▸ **What this task involves**
Find every line with "text" in it, then report how many there are and nothing more.
>> BEGIN
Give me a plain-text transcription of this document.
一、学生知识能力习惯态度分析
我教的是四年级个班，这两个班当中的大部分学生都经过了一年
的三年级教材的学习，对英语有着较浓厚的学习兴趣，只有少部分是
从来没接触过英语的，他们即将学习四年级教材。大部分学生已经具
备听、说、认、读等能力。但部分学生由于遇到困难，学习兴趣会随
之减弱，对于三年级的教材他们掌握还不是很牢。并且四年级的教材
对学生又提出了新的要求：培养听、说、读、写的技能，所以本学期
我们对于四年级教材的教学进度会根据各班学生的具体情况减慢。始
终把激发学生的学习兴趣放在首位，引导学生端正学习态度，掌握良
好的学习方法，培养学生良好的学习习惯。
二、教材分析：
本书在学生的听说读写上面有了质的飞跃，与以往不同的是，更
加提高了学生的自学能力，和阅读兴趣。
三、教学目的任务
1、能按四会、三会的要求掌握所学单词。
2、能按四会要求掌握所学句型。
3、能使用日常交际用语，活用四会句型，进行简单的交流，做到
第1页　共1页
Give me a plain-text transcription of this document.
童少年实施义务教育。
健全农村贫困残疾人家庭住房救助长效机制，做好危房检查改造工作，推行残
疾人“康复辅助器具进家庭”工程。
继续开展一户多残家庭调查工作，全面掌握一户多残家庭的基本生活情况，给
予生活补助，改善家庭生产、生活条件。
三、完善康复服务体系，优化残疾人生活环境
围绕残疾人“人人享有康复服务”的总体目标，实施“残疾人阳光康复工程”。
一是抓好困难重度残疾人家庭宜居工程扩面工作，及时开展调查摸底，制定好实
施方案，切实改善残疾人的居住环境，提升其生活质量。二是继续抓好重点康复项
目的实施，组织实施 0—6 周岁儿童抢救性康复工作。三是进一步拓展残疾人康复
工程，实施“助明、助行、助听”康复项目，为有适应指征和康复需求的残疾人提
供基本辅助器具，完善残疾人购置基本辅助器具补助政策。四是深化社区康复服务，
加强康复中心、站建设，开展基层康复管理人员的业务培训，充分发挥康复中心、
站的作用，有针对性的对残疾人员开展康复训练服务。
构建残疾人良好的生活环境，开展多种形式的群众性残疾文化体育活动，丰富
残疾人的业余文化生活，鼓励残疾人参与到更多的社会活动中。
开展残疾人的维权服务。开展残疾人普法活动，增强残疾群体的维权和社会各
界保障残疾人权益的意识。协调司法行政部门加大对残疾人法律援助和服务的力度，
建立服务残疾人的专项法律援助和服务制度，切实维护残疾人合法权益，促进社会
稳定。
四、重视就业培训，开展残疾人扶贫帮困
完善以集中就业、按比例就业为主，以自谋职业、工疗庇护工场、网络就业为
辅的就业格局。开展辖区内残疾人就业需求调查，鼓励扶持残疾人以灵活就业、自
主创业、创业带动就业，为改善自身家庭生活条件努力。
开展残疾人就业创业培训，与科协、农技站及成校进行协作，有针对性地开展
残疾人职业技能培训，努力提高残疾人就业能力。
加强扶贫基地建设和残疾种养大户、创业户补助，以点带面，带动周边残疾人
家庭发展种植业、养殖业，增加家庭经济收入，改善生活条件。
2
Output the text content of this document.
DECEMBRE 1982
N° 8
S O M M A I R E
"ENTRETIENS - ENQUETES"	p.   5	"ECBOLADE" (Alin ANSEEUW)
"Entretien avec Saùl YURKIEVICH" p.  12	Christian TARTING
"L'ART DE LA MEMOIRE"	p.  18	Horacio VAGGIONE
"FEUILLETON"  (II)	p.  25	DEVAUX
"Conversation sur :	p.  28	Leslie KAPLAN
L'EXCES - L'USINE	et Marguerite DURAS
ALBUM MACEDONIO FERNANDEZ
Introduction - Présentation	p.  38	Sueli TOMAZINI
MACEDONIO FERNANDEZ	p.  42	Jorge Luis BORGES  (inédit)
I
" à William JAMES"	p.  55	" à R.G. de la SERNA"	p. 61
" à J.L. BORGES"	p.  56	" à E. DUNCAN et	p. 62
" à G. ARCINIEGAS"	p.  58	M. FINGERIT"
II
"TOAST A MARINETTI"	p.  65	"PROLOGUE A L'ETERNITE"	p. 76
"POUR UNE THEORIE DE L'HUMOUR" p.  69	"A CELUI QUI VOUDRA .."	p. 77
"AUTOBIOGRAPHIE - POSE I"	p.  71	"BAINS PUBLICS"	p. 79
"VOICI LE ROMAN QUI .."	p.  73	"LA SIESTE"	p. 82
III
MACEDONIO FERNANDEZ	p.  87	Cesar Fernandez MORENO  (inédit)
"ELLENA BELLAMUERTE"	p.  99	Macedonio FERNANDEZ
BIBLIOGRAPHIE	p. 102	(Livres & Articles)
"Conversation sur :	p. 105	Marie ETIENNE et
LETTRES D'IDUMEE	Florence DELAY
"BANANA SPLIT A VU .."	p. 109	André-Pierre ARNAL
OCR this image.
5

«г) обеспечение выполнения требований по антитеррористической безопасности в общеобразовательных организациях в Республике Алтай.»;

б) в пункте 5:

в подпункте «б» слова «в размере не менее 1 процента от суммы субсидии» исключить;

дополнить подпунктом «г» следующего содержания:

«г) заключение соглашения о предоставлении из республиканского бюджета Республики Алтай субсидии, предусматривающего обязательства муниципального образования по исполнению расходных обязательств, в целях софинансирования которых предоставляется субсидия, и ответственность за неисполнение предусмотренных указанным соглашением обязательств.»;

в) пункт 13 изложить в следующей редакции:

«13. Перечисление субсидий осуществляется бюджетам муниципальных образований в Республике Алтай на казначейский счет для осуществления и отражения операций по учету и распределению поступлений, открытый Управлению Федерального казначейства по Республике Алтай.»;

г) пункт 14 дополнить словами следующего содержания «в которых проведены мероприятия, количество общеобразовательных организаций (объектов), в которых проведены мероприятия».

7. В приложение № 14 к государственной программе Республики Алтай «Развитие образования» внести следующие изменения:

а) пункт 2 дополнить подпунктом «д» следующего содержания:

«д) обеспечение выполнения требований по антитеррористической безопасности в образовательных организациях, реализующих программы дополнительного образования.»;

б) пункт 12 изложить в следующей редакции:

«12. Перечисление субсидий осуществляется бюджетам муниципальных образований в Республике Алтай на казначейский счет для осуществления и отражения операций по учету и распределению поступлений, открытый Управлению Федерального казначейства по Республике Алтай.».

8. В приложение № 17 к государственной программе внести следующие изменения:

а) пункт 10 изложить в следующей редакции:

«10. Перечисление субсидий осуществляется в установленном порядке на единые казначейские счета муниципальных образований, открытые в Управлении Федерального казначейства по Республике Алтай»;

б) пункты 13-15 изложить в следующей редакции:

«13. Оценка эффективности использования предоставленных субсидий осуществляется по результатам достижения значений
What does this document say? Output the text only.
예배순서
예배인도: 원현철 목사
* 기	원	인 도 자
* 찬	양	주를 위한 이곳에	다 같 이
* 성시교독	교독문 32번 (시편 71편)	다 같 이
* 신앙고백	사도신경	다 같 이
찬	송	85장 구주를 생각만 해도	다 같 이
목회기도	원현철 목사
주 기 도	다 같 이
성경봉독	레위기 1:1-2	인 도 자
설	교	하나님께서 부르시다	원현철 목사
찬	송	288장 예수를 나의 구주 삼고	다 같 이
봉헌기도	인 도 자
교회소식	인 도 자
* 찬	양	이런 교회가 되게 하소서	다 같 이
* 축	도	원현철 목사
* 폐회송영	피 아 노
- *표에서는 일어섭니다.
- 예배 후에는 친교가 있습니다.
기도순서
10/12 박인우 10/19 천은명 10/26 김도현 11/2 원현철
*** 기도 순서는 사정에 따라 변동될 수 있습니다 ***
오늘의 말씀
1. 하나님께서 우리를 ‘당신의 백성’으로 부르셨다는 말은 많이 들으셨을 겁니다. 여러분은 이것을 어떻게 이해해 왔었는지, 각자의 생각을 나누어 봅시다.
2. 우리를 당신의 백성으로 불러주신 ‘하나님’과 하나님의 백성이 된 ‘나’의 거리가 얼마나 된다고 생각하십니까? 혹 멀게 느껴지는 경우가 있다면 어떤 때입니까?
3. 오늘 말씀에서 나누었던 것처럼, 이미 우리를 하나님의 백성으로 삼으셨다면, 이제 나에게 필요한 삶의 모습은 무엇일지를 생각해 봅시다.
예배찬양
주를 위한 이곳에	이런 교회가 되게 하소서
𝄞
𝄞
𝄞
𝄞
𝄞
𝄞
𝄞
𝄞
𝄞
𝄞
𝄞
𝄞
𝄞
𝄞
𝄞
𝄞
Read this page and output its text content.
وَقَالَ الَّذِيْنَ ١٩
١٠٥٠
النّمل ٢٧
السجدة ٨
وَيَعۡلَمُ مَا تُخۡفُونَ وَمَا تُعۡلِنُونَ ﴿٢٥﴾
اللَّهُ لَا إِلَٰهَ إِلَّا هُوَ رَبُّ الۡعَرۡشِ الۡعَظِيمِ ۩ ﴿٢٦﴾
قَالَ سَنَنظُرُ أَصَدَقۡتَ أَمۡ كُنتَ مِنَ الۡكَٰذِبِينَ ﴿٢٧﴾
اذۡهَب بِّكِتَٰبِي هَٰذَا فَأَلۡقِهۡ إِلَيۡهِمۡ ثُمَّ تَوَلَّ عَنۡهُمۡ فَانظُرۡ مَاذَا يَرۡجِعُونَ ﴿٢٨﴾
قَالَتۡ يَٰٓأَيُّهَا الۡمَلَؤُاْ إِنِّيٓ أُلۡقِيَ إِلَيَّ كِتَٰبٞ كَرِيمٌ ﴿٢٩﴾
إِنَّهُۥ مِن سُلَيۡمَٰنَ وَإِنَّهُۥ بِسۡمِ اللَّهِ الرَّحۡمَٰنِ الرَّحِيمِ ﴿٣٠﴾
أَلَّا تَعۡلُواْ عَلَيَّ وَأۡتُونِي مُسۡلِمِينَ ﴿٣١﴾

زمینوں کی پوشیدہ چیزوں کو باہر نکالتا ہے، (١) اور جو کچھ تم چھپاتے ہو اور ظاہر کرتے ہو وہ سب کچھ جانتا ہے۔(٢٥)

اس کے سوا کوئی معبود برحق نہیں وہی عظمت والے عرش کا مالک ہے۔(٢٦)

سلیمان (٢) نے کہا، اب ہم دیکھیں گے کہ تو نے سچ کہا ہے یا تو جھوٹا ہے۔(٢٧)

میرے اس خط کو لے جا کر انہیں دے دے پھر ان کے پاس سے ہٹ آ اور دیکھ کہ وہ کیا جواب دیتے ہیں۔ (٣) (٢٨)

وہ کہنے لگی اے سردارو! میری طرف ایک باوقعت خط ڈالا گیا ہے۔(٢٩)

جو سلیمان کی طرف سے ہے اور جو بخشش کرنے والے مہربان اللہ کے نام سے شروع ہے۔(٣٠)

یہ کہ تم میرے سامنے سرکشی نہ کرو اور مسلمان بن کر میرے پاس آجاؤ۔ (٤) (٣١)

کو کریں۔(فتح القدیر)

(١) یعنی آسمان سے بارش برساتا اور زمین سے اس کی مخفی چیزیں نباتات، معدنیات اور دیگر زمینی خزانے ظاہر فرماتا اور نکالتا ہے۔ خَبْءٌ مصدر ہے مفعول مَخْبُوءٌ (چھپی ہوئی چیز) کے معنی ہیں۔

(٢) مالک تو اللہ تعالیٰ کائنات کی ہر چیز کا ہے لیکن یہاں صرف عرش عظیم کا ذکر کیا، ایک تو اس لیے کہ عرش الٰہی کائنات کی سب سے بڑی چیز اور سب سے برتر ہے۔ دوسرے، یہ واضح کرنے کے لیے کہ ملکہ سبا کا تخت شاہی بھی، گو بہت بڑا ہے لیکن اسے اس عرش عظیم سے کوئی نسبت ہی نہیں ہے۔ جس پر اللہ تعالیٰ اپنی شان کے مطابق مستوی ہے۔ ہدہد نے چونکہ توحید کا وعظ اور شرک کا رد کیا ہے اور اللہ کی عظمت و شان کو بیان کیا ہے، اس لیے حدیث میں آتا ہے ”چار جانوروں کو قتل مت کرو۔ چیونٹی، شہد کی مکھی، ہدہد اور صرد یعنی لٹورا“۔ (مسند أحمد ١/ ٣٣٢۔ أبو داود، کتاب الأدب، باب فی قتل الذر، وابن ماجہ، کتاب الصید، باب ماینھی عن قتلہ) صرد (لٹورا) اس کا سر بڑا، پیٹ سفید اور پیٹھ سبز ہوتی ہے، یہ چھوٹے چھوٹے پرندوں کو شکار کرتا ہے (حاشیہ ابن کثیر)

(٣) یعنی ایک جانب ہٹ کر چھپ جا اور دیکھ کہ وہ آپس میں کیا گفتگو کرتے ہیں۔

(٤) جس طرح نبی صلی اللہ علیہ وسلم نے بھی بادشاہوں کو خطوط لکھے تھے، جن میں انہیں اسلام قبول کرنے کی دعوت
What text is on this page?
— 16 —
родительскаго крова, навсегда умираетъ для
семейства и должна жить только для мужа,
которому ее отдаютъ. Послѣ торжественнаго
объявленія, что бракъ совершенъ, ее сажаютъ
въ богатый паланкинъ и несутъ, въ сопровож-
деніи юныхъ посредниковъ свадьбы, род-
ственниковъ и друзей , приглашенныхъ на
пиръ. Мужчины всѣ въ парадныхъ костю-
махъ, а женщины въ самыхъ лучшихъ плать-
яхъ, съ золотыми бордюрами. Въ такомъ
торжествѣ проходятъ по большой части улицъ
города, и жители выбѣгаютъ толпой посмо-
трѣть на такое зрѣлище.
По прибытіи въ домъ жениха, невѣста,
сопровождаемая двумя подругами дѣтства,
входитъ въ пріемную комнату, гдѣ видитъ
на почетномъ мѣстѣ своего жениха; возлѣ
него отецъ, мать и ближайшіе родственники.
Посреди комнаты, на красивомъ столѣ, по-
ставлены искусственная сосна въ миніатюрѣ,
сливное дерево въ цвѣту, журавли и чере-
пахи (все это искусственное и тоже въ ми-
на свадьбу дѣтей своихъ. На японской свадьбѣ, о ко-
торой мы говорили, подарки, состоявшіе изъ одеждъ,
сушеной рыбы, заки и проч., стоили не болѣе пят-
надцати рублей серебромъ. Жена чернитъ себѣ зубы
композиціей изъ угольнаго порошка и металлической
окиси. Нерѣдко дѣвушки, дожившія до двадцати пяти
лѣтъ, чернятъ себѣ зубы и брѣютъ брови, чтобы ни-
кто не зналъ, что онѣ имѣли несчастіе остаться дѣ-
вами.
>> END
▸ **Written solution**
6